Raw records

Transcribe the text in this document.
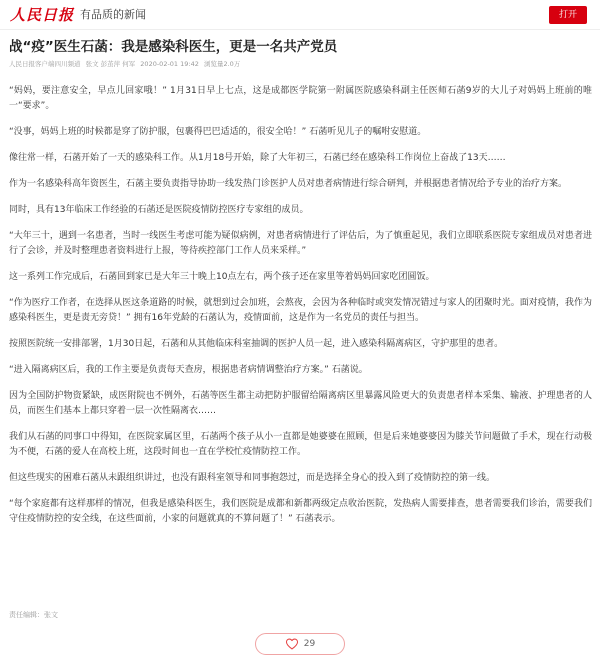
人民日报 有品质的新闻	打开
战“疫”医生石菡：我是感染科医生，更是一名共产党员
人民日报客户端四川频道 张文 彭茧萍 何军 2020-02-01 19:42 浏览量2.0万

“妈妈，要注意安全，早点儿回家哦！” 1月31日早上七点，这是成都医学院第一附属医院感染科副主任医师石菡9岁的大儿子对妈妈上班前的唯一“要求”。

“没事，妈妈上班的时候都是穿了防护服，包裹得巴巴适适的，很安全哈！” 石菡听见儿子的嘱咐安慰道。

像往常一样，石菡开始了一天的感染科工作。从1月18号开始，除了大年初三，石菡已经在感染科工作岗位上奋战了13天……

作为一名感染科高年资医生，石菡主要负责指导协助一线发热门诊医护人员对患者病情进行综合研判，并根据患者情况给予专业的治疗方案。

同时，具有13年临床工作经验的石菡还是医院疫情防控医疗专家组的成员。

“大年三十，遇到一名患者，当时一线医生考虑可能为疑似病例，对患者病情进行了评估后，为了慎重起见，我们立即联系医院专家组成员对患者进行了会诊，并及时整理患者资料进行上报，等待疾控部门工作人员来采样。”

这一系列工作完成后，石菡回到家已是大年三十晚上10点左右，两个孩子还在家里等着妈妈回家吃团圆饭。

“作为医疗工作者，在选择从医这条道路的时候，就想到过会加班，会熬夜，会因为各种临时或突发情况错过与家人的团聚时光。面对疫情，我作为感染科医生，更是责无旁贷！” 拥有16年党龄的石菡认为，疫情面前，这是作为一名党员的责任与担当。

按照医院统一安排部署，1月30日起，石菡和从其他临床科室抽调的医护人员一起，进入感染科隔离病区，守护那里的患者。

“进入隔离病区后，我的工作主要是负责每天查房，根据患者病情调整治疗方案。” 石菡说。

因为全国防护物资紧缺，成医附院也不例外，石菡等医生都主动把防护服留给隔离病区里暴露风险更大的负责患者样本采集、输液、护理患者的人员，而医生们基本上都只穿着一层一次性隔离衣……

我们从石菡的同事口中得知，在医院家属区里，石菡两个孩子从小一直都是她婆婆在照顾，但是后来她婆婆因为膝关节问题做了手术，现在行动极为不便，石菡的爱人在高校上班，这段时间也一直在学校忙疫情防控工作。

但这些现实的困难石菡从未跟组织讲过，也没有跟科室领导和同事抱怨过，而是选择全身心的投入到了疫情防控的第一线。

“每个家庭都有这样那样的情况，但我是感染科医生，我们医院是成都和新都两级定点收治医院，发热病人需要排查，患者需要我们诊治，需要我们守住疫情防控的安全线，在这些面前，小家的问题就真的不算问题了！” 石菡表示。

责任编辑：张文
29
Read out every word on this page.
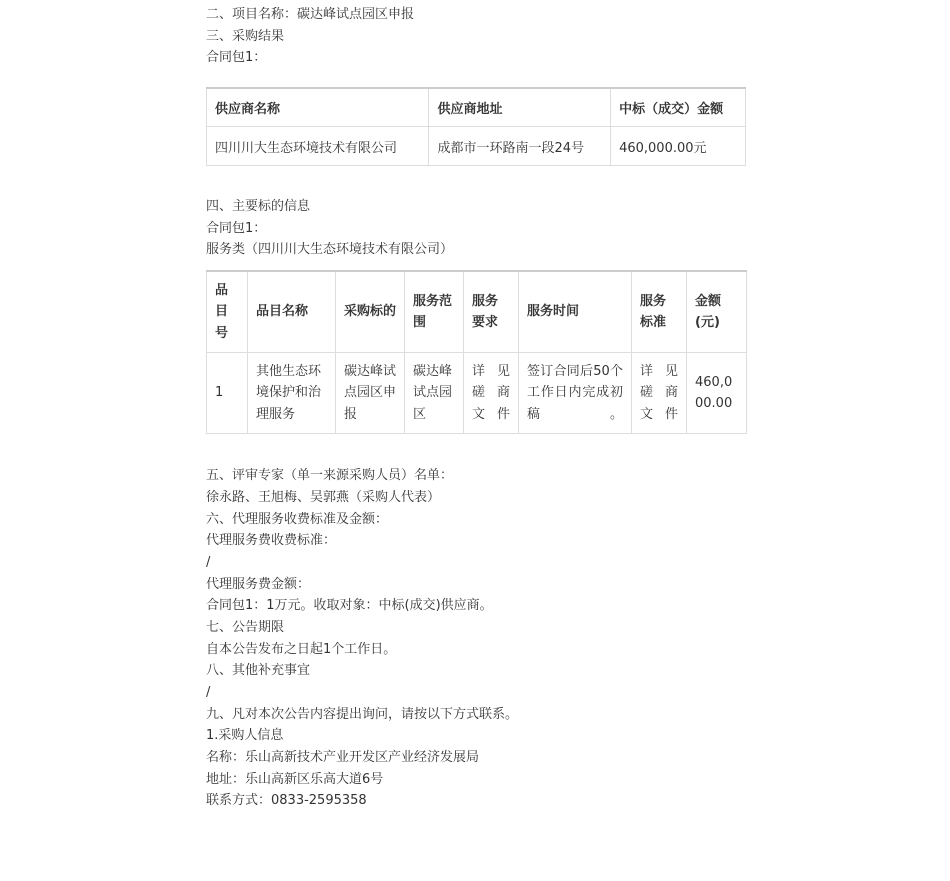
二、项目名称：碳达峰试点园区申报
三、采购结果
合同包1：
供应商名称	供应商地址	中标（成交）金额
四川川大生态环境技术有限公司	成都市一环路南一段24号	460,000.00元
四、主要标的信息
合同包1：
服务类（四川川大生态环境技术有限公司）
品目号	品目名称	采购标的	服务范围	服务要求	服务时间	服务标准	金额(元)
1	其他生态环境保护和治理服务	碳达峰试点园区申报	碳达峰试点园区	详见磋商文件	签订合同后50个工作日内完成初稿。	详见磋商文件	460,000.00
五、评审专家（单一来源采购人员）名单：
徐永路、王旭梅、吴郭燕（采购人代表）
六、代理服务收费标准及金额：
代理服务费收费标准：
/
代理服务费金额：
合同包1：1万元。收取对象：中标(成交)供应商。
七、公告期限
自本公告发布之日起1个工作日。
八、其他补充事宜
/
九、凡对本次公告内容提出询问，请按以下方式联系。
1.采购人信息
名称：乐山高新技术产业开发区产业经济发展局
地址：乐山高新区乐高大道6号
联系方式：0833-2595358
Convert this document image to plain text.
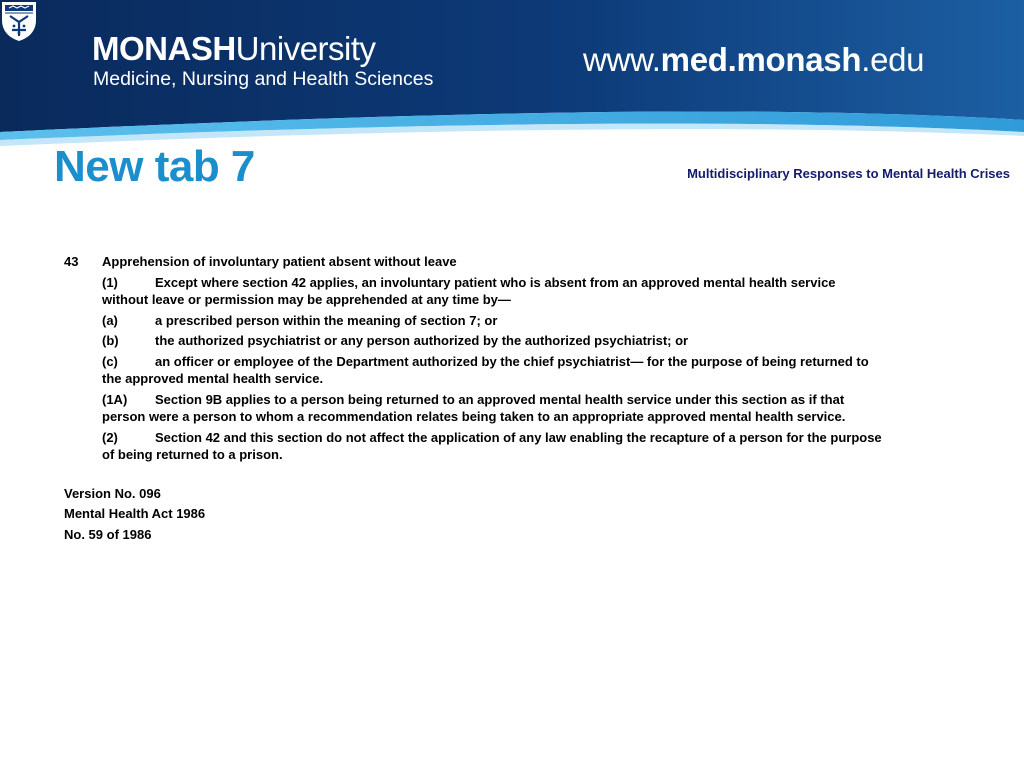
MONASHUniversity
Medicine, Nursing and Health Sciences
www.med.monash.edu
New tab 7	Multidisciplinary Responses to Mental Health Crises
43	Apprehension of involuntary patient absent without leave
(1)	Except where section 42 applies, an involuntary patient who is absent from an approved mental health service without leave or permission may be apprehended at any time by—
(a)	a prescribed person within the meaning of section 7; or
(b)	the authorized psychiatrist or any person authorized by the authorized psychiatrist; or
(c)	an officer or employee of the Department authorized by the chief psychiatrist— for the purpose of being returned to the approved mental health service.
(1A) Section 9B applies to a person being returned to an approved mental health service under this section as if that person were a person to whom a recommendation relates being taken to an appropriate approved mental health service.
(2)	Section 42 and this section do not affect the application of any law enabling the recapture of a person for the purpose of being returned to a prison.
Version No. 096
Mental Health Act 1986
No. 59 of 1986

Exercise prompt. Identify every line where the string "patient" appears.

Right answer.
43	Apprehension of involuntary patient absent without leave
(1)	Except where section 42 applies, an involuntary patient who is absent from an approved mental health service without leave or permission may be apprehended at any time by—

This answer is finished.